Aim: List each line in which the string "JSON" appears.

Dataset entries:
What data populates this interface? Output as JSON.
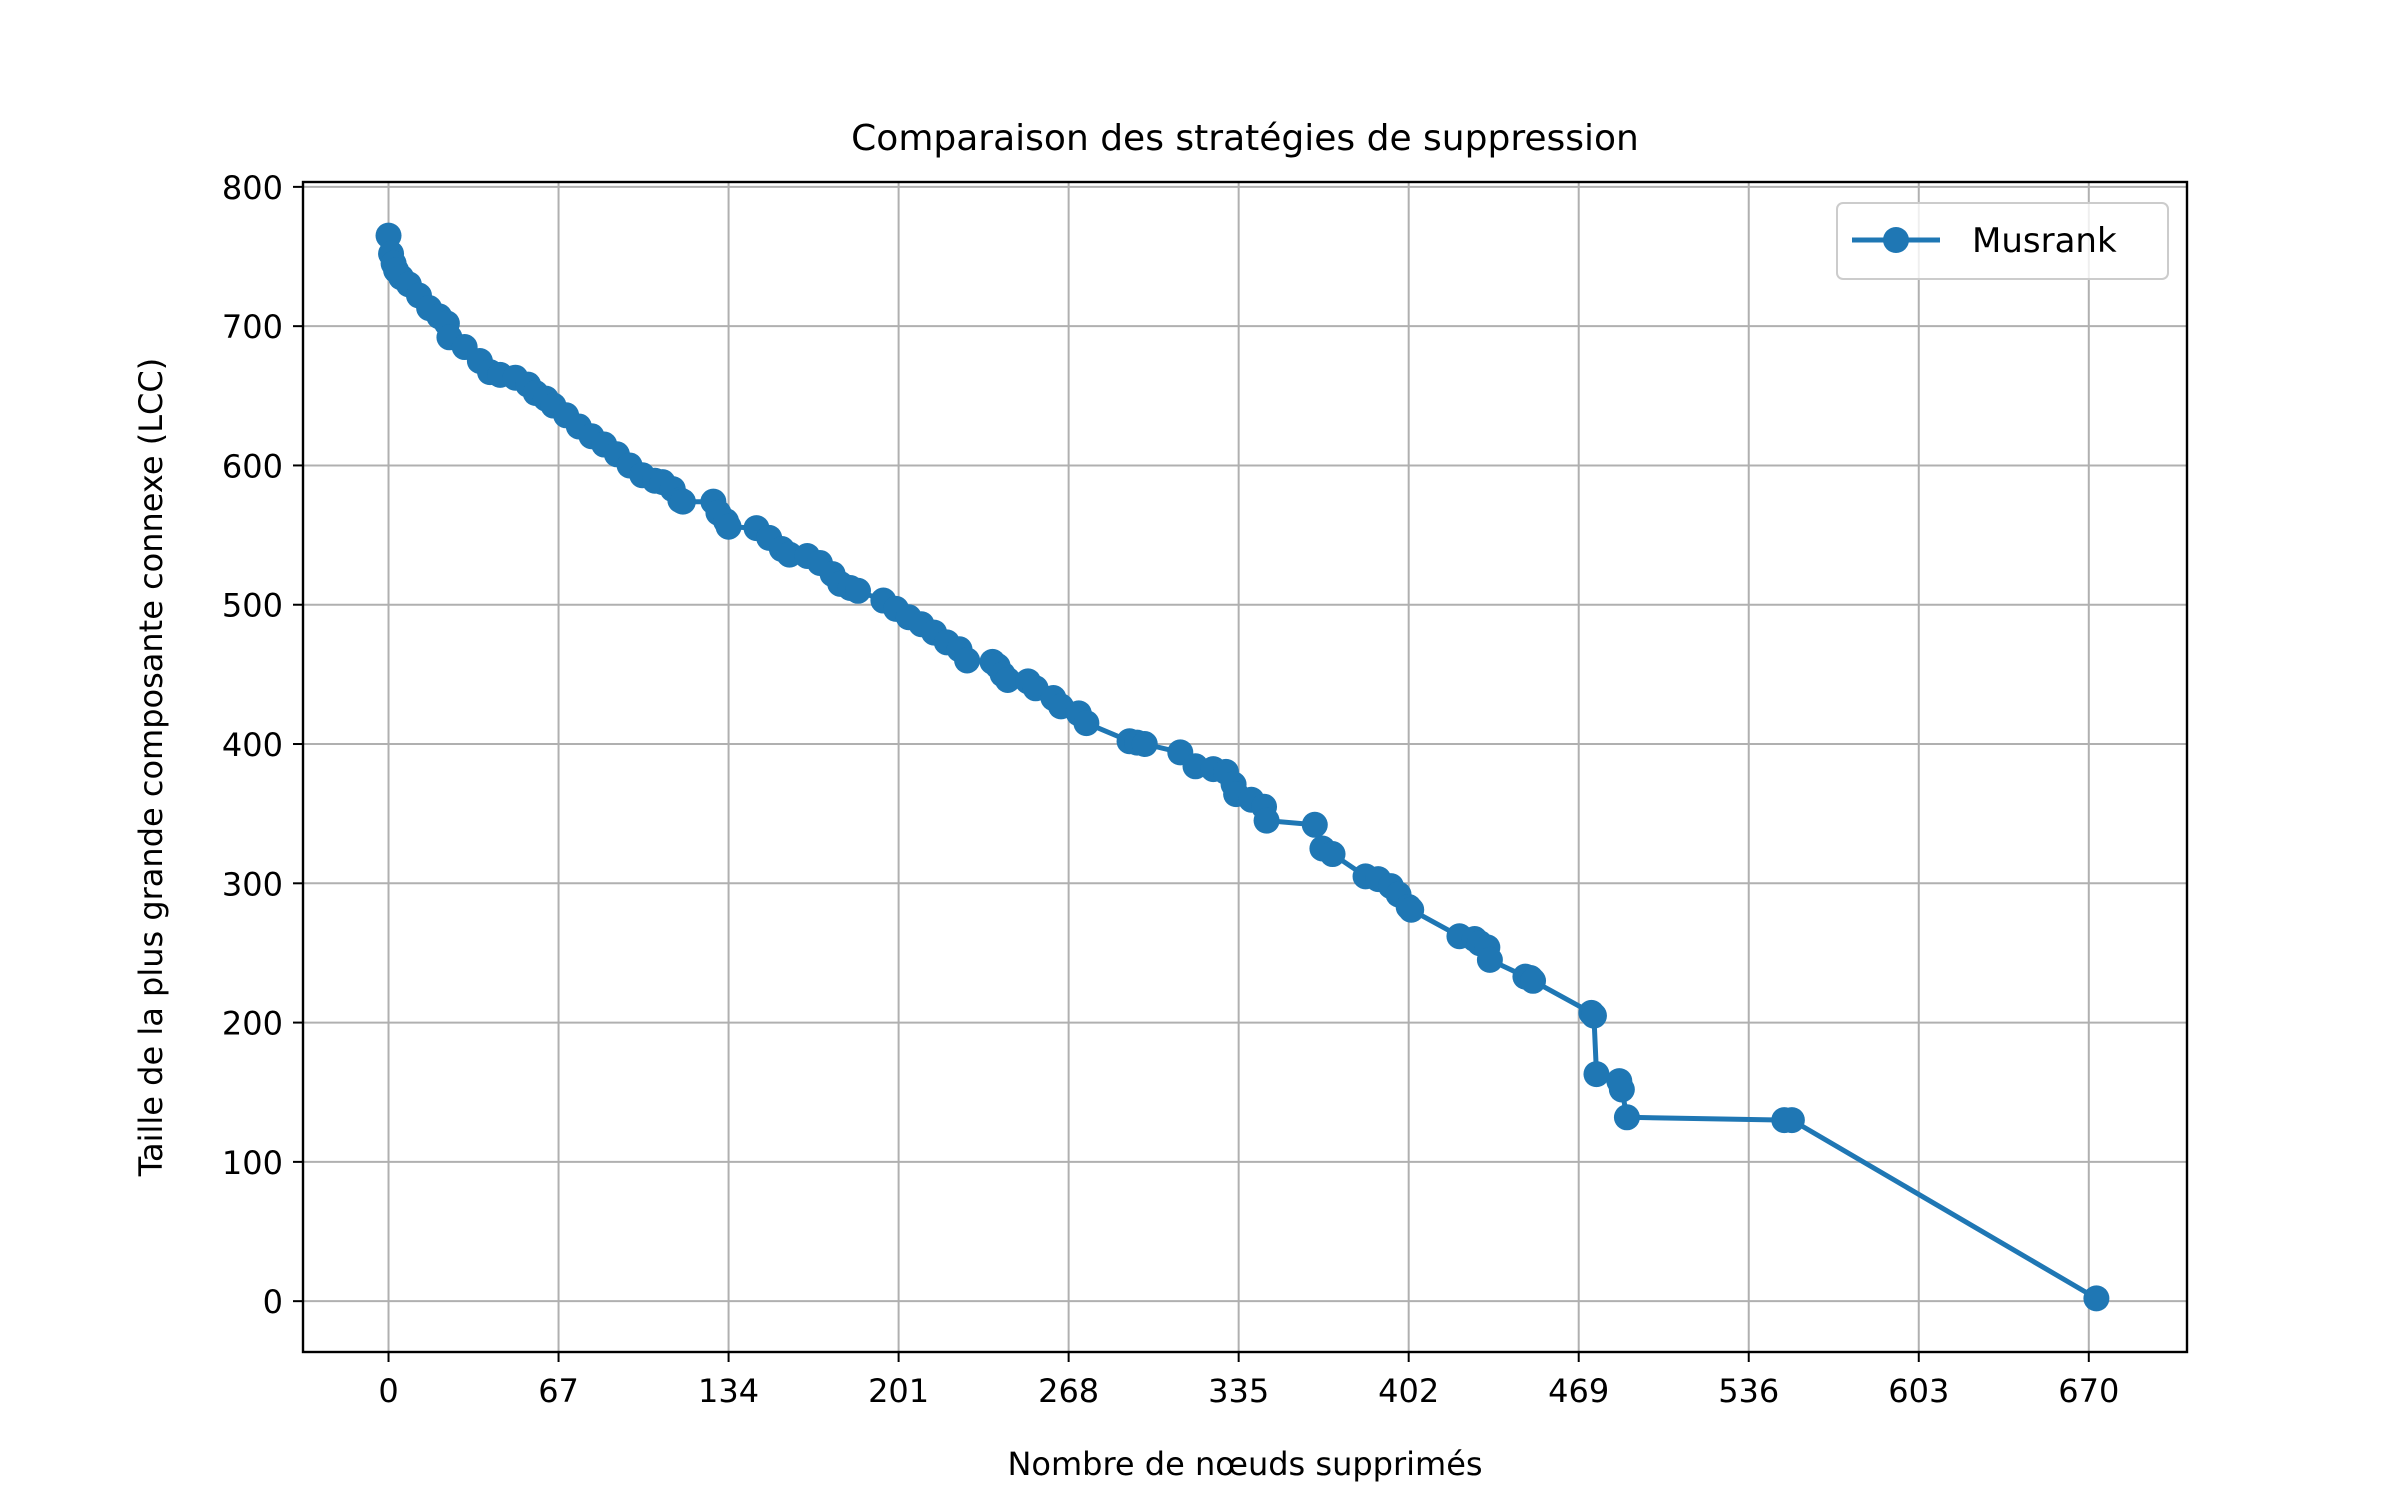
{
  "chart_data": {
    "type": "line",
    "title": "Comparaison des stratégies de suppression",
    "xlabel": "Nombre de nœuds supprimés",
    "ylabel": "Taille de la plus grande composante connexe (LCC)",
    "xlim": [
      -33.7,
      708.7
    ],
    "ylim": [
      -36.5,
      803.5
    ],
    "xticks": [
      0,
      67,
      134,
      201,
      268,
      335,
      402,
      469,
      536,
      603,
      670
    ],
    "yticks": [
      0,
      100,
      200,
      300,
      400,
      500,
      600,
      700,
      800
    ],
    "grid": true,
    "legend_position": "upper right",
    "series": [
      {
        "name": "Musrank",
        "color": "#1f77b4",
        "marker": "o",
        "x": [
          0,
          1,
          2,
          3,
          5,
          8,
          12,
          16,
          20,
          23,
          24,
          30,
          36,
          40,
          44,
          50,
          55,
          58,
          62,
          65,
          70,
          75,
          80,
          85,
          90,
          95,
          100,
          105,
          108,
          112,
          115,
          116,
          128,
          130,
          133,
          134,
          145,
          150,
          155,
          158,
          165,
          170,
          175,
          178,
          182,
          185,
          195,
          200,
          205,
          210,
          215,
          220,
          225,
          228,
          238,
          240,
          242,
          244,
          252,
          255,
          262,
          265,
          272,
          275,
          292,
          295,
          298,
          312,
          318,
          325,
          330,
          333,
          334,
          340,
          345,
          346,
          365,
          368,
          372,
          385,
          390,
          395,
          398,
          402,
          403,
          422,
          428,
          430,
          433,
          434,
          448,
          450,
          451,
          474,
          475,
          476,
          485,
          486,
          488,
          550,
          553,
          673
        ],
        "y": [
          765,
          752,
          745,
          740,
          735,
          730,
          722,
          713,
          707,
          702,
          692,
          685,
          675,
          667,
          665,
          663,
          658,
          652,
          648,
          643,
          636,
          628,
          621,
          615,
          608,
          600,
          593,
          589,
          588,
          583,
          575,
          574,
          574,
          566,
          560,
          556,
          555,
          548,
          540,
          536,
          535,
          530,
          522,
          515,
          512,
          510,
          503,
          497,
          491,
          486,
          480,
          473,
          468,
          460,
          459,
          456,
          450,
          446,
          445,
          440,
          433,
          427,
          422,
          415,
          402,
          401,
          400,
          394,
          384,
          382,
          380,
          371,
          364,
          360,
          355,
          345,
          342,
          325,
          321,
          305,
          303,
          298,
          292,
          283,
          281,
          262,
          260,
          257,
          254,
          245,
          233,
          232,
          230,
          207,
          205,
          163,
          158,
          152,
          132,
          130,
          130,
          2
        ]
      }
    ]
  }
}
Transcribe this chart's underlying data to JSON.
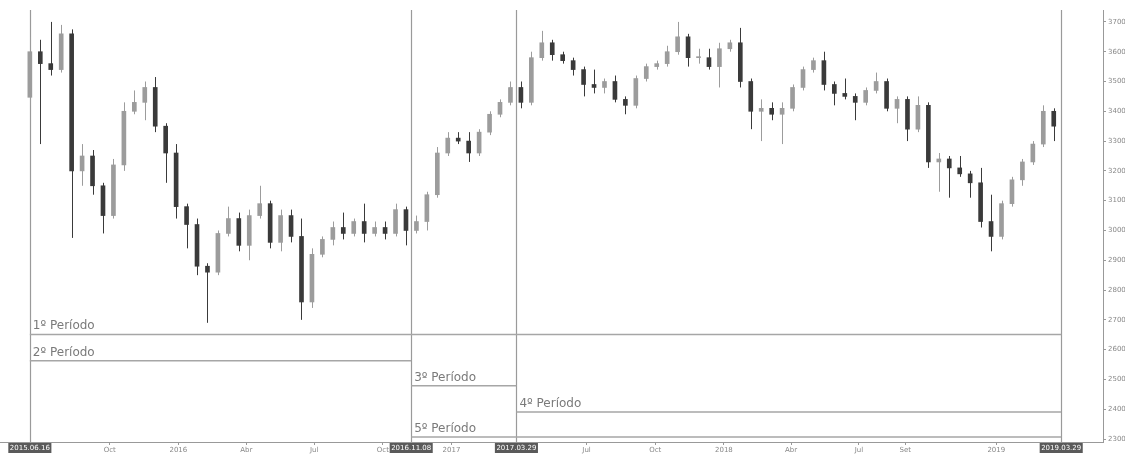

Answer in full:
What data populates this interface? Output as JSON.
Transcribe this chart's underlying data to JSON.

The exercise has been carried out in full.